Report only how many lines hold the word "name".

(Stored dataset items)

_ _ _ _ _

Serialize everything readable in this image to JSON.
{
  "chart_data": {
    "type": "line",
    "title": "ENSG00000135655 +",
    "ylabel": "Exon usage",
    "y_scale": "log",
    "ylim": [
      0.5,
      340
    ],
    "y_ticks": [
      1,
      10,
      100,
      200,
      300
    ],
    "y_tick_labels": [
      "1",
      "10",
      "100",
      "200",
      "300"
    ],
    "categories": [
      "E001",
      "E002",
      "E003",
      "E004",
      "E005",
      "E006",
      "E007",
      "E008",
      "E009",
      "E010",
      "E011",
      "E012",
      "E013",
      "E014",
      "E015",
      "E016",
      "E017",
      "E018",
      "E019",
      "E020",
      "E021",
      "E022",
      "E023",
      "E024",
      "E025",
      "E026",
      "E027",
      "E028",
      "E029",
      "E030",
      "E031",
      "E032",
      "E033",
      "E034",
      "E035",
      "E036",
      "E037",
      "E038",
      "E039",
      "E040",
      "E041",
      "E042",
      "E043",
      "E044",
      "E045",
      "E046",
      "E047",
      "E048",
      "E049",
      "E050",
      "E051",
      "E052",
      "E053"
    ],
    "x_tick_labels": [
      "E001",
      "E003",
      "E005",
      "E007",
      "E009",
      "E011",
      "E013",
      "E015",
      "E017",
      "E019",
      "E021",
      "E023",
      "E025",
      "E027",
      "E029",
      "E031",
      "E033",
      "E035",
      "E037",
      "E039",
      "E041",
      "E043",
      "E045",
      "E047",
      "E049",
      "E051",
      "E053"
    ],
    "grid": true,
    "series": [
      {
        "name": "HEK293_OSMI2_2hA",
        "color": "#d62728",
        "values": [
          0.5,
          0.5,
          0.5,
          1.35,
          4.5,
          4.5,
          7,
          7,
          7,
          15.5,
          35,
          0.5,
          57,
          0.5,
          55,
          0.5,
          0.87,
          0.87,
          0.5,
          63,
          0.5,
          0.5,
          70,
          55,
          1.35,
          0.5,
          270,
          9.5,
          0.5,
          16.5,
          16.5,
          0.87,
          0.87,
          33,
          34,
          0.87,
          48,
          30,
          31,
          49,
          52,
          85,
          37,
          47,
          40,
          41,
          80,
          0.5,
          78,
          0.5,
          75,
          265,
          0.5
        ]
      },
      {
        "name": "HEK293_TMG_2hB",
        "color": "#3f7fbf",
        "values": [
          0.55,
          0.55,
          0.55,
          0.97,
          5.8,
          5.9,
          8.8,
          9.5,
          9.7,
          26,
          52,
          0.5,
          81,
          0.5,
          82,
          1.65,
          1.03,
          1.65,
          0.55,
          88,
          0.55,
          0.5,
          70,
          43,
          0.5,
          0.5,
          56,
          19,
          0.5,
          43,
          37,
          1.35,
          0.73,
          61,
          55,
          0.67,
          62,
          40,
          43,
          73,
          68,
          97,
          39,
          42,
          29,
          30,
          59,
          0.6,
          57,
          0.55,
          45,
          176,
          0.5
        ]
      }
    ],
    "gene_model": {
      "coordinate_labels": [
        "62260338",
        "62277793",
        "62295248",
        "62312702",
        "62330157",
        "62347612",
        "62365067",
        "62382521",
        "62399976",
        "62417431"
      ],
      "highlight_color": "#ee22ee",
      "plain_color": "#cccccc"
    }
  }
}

_ _ _ _ _

» **Answer below**
2